Exercise objective: The listing below should be copied in full, word for word.

Data listing:
========================================================================

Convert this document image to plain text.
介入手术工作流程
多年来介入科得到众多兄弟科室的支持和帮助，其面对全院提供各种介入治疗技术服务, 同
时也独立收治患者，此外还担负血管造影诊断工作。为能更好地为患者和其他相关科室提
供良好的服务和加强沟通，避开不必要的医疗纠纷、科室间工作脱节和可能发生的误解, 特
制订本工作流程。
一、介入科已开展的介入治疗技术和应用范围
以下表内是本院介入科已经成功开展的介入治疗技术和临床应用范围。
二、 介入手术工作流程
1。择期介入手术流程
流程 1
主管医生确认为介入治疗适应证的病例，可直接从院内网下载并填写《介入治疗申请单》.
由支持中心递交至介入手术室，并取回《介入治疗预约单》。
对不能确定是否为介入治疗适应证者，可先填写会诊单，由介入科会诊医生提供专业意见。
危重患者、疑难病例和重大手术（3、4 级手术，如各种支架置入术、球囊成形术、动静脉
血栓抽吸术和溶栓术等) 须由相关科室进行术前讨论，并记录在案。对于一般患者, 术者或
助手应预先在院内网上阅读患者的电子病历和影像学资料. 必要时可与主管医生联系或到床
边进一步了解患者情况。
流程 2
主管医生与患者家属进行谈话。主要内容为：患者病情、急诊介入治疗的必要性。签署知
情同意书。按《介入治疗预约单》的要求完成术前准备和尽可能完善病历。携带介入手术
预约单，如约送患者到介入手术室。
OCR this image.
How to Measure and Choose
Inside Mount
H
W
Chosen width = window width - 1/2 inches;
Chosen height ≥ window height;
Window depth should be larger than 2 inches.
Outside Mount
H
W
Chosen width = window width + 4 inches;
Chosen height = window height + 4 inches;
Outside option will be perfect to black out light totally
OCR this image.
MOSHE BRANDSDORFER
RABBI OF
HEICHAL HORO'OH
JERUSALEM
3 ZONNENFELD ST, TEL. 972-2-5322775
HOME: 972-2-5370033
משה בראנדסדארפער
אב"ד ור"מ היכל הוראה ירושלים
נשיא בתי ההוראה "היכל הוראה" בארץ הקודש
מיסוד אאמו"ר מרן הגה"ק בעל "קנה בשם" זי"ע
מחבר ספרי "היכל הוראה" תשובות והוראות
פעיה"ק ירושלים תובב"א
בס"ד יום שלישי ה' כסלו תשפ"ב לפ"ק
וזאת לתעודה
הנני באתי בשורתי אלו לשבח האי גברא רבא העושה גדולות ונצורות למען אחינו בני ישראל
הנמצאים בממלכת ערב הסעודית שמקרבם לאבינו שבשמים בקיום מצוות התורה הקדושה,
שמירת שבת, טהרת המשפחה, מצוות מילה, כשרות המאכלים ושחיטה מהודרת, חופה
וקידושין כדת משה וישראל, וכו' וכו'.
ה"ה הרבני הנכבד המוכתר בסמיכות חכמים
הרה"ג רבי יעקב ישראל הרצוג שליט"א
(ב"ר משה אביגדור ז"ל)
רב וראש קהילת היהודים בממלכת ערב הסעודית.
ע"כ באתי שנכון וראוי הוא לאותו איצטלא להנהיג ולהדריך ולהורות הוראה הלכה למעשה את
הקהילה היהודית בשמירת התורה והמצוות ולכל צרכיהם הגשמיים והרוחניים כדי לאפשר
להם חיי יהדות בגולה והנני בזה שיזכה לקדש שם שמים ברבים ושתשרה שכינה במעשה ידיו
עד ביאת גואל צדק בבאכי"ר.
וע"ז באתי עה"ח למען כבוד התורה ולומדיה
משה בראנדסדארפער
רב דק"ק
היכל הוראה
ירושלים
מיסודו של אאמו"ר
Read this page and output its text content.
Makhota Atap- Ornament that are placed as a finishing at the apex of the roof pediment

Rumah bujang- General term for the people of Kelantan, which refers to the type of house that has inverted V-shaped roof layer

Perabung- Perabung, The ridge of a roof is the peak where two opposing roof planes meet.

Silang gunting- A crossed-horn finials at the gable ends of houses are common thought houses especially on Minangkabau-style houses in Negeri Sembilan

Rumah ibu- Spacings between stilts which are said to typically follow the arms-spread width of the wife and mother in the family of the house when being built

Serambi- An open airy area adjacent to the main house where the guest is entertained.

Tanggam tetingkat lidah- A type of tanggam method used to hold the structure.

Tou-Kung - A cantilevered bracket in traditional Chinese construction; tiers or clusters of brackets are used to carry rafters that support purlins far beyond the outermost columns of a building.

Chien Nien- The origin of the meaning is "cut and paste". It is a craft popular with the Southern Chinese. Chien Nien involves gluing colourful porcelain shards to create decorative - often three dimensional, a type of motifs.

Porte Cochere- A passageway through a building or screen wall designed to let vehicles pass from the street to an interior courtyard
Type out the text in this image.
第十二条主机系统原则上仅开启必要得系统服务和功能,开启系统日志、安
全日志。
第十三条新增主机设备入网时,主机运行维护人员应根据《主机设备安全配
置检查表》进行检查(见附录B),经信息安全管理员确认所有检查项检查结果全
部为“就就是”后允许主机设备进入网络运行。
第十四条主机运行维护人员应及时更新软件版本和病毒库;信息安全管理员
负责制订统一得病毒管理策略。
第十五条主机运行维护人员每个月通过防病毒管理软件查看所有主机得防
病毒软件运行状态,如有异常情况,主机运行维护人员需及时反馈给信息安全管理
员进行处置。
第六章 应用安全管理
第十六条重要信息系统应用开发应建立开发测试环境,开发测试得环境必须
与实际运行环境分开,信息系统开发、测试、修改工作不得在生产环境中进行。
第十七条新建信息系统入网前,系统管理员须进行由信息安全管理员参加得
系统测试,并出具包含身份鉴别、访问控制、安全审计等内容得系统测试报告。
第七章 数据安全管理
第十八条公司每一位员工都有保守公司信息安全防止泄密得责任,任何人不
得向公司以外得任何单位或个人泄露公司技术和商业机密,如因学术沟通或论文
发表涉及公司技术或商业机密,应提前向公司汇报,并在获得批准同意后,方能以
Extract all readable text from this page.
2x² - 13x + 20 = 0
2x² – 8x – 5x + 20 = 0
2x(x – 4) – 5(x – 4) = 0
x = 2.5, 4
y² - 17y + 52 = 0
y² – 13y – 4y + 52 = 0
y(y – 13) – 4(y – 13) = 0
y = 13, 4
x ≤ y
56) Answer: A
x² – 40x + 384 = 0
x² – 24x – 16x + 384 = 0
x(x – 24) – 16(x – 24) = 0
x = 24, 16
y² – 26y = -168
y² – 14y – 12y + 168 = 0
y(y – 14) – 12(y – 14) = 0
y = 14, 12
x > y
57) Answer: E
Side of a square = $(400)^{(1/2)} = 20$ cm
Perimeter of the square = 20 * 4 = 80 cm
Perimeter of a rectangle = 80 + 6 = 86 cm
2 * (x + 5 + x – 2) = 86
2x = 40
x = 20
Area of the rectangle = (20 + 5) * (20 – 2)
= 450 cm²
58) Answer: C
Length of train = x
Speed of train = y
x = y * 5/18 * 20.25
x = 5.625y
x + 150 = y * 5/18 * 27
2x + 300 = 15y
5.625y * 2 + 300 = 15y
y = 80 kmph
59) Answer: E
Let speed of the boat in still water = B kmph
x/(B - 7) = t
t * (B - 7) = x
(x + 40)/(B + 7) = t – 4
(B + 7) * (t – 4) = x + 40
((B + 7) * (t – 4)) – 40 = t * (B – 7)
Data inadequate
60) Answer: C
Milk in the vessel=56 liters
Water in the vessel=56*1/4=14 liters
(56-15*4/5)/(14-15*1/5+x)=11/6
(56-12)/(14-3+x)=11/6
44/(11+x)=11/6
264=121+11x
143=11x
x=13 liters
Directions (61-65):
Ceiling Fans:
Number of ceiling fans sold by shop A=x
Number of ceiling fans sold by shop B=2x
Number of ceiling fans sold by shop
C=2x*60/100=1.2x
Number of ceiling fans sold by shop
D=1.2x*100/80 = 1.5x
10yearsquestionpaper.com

========================================================================

Finished task:
Convert this document image to plain text.
介入手术工作流程
多年来介入科得到众多兄弟科室的支持和帮助，其面对全院提供各种介入治疗技术服务, 同
时也独立收治患者，此外还担负血管造影诊断工作。为能更好地为患者和其他相关科室提
供良好的服务和加强沟通，避开不必要的医疗纠纷、科室间工作脱节和可能发生的误解, 特
制订本工作流程。
一、介入科已开展的介入治疗技术和应用范围
以下表内是本院介入科已经成功开展的介入治疗技术和临床应用范围。
二、 介入手术工作流程
1。择期介入手术流程
流程 1
主管医生确认为介入治疗适应证的病例，可直接从院内网下载并填写《介入治疗申请单》.
由支持中心递交至介入手术室，并取回《介入治疗预约单》。
对不能确定是否为介入治疗适应证者，可先填写会诊单，由介入科会诊医生提供专业意见。
危重患者、疑难病例和重大手术（3、4 级手术，如各种支架置入术、球囊成形术、动静脉
血栓抽吸术和溶栓术等) 须由相关科室进行术前讨论，并记录在案。对于一般患者, 术者或
助手应预先在院内网上阅读患者的电子病历和影像学资料. 必要时可与主管医生联系或到床
边进一步了解患者情况。
流程 2
主管医生与患者家属进行谈话。主要内容为：患者病情、急诊介入治疗的必要性。签署知
情同意书。按《介入治疗预约单》的要求完成术前准备和尽可能完善病历。携带介入手术
预约单，如约送患者到介入手术室。
OCR this image.
How to Measure and Choose
Inside Mount
H
W
Chosen width = window width - 1/2 inches;
Chosen height ≥ window height;
Window depth should be larger than 2 inches.
Outside Mount
H
W
Chosen width = window width + 4 inches;
Chosen height = window height + 4 inches;
Outside option will be perfect to black out light totally
OCR this image.
MOSHE BRANDSDORFER
RABBI OF
HEICHAL HORO'OH
JERUSALEM
3 ZONNENFELD ST, TEL. 972-2-5322775
HOME: 972-2-5370033
משה בראנדסדארפער
אב"ד ור"מ היכל הוראה ירושלים
נשיא בתי ההוראה "היכל הוראה" בארץ הקודש
מיסוד אאמו"ר מרן הגה"ק בעל "קנה בשם" זי"ע
מחבר ספרי "היכל הוראה" תשובות והוראות
פעיה"ק ירושלים תובב"א
בס"ד יום שלישי ה' כסלו תשפ"ב לפ"ק
וזאת לתעודה
הנני באתי בשורתי אלו לשבח האי גברא רבא העושה גדולות ונצורות למען אחינו בני ישראל
הנמצאים בממלכת ערב הסעודית שמקרבם לאבינו שבשמים בקיום מצוות התורה הקדושה,
שמירת שבת, טהרת המשפחה, מצוות מילה, כשרות המאכלים ושחיטה מהודרת, חופה
וקידושין כדת משה וישראל, וכו' וכו'.
ה"ה הרבני הנכבד המוכתר בסמיכות חכמים
הרה"ג רבי יעקב ישראל הרצוג שליט"א
(ב"ר משה אביגדור ז"ל)
רב וראש קהילת היהודים בממלכת ערב הסעודית.
ע"כ באתי שנכון וראוי הוא לאותו איצטלא להנהיג ולהדריך ולהורות הוראה הלכה למעשה את
הקהילה היהודית בשמירת התורה והמצוות ולכל צרכיהם הגשמיים והרוחניים כדי לאפשר
להם חיי יהדות בגולה והנני בזה שיזכה לקדש שם שמים ברבים ושתשרה שכינה במעשה ידיו
עד ביאת גואל צדק בבאכי"ר.
וע"ז באתי עה"ח למען כבוד התורה ולומדיה
משה בראנדסדארפער
רב דק"ק
היכל הוראה
ירושלים
מיסודו של אאמו"ר
Read this page and output its text content.
Makhota Atap- Ornament that are placed as a finishing at the apex of the roof pediment

Rumah bujang- General term for the people of Kelantan, which refers to the type of house that has inverted V-shaped roof layer

Perabung- Perabung, The ridge of a roof is the peak where two opposing roof planes meet.

Silang gunting- A crossed-horn finials at the gable ends of houses are common thought houses especially on Minangkabau-style houses in Negeri Sembilan

Rumah ibu- Spacings between stilts which are said to typically follow the arms-spread width of the wife and mother in the family of the house when being built

Serambi- An open airy area adjacent to the main house where the guest is entertained.

Tanggam tetingkat lidah- A type of tanggam method used to hold the structure.

Tou-Kung - A cantilevered bracket in traditional Chinese construction; tiers or clusters of brackets are used to carry rafters that support purlins far beyond the outermost columns of a building.

Chien Nien- The origin of the meaning is "cut and paste". It is a craft popular with the Southern Chinese. Chien Nien involves gluing colourful porcelain shards to create decorative - often three dimensional, a type of motifs.

Porte Cochere- A passageway through a building or screen wall designed to let vehicles pass from the street to an interior courtyard
Type out the text in this image.
第十二条主机系统原则上仅开启必要得系统服务和功能,开启系统日志、安
全日志。
第十三条新增主机设备入网时,主机运行维护人员应根据《主机设备安全配
置检查表》进行检查(见附录B),经信息安全管理员确认所有检查项检查结果全
部为“就就是”后允许主机设备进入网络运行。
第十四条主机运行维护人员应及时更新软件版本和病毒库;信息安全管理员
负责制订统一得病毒管理策略。
第十五条主机运行维护人员每个月通过防病毒管理软件查看所有主机得防
病毒软件运行状态,如有异常情况,主机运行维护人员需及时反馈给信息安全管理
员进行处置。
第六章 应用安全管理
第十六条重要信息系统应用开发应建立开发测试环境,开发测试得环境必须
与实际运行环境分开,信息系统开发、测试、修改工作不得在生产环境中进行。
第十七条新建信息系统入网前,系统管理员须进行由信息安全管理员参加得
系统测试,并出具包含身份鉴别、访问控制、安全审计等内容得系统测试报告。
第七章 数据安全管理
第十八条公司每一位员工都有保守公司信息安全防止泄密得责任,任何人不
得向公司以外得任何单位或个人泄露公司技术和商业机密,如因学术沟通或论文
发表涉及公司技术或商业机密,应提前向公司汇报,并在获得批准同意后,方能以
Extract all readable text from this page.
2x² - 13x + 20 = 0
2x² – 8x – 5x + 20 = 0
2x(x – 4) – 5(x – 4) = 0
x = 2.5, 4
y² - 17y + 52 = 0
y² – 13y – 4y + 52 = 0
y(y – 13) – 4(y – 13) = 0
y = 13, 4
x ≤ y
56) Answer: A
x² – 40x + 384 = 0
x² – 24x – 16x + 384 = 0
x(x – 24) – 16(x – 24) = 0
x = 24, 16
y² – 26y = -168
y² – 14y – 12y + 168 = 0
y(y – 14) – 12(y – 14) = 0
y = 14, 12
x > y
57) Answer: E
Side of a square = $(400)^{(1/2)} = 20$ cm
Perimeter of the square = 20 * 4 = 80 cm
Perimeter of a rectangle = 80 + 6 = 86 cm
2 * (x + 5 + x – 2) = 86
2x = 40
x = 20
Area of the rectangle = (20 + 5) * (20 – 2)
= 450 cm²
58) Answer: C
Length of train = x
Speed of train = y
x = y * 5/18 * 20.25
x = 5.625y
x + 150 = y * 5/18 * 27
2x + 300 = 15y
5.625y * 2 + 300 = 15y
y = 80 kmph
59) Answer: E
Let speed of the boat in still water = B kmph
x/(B - 7) = t
t * (B - 7) = x
(x + 40)/(B + 7) = t – 4
(B + 7) * (t – 4) = x + 40
((B + 7) * (t – 4)) – 40 = t * (B – 7)
Data inadequate
60) Answer: C
Milk in the vessel=56 liters
Water in the vessel=56*1/4=14 liters
(56-15*4/5)/(14-15*1/5+x)=11/6
(56-12)/(14-3+x)=11/6
44/(11+x)=11/6
264=121+11x
143=11x
x=13 liters
Directions (61-65):
Ceiling Fans:
Number of ceiling fans sold by shop A=x
Number of ceiling fans sold by shop B=2x
Number of ceiling fans sold by shop
C=2x*60/100=1.2x
Number of ceiling fans sold by shop
D=1.2x*100/80 = 1.5x
10yearsquestionpaper.com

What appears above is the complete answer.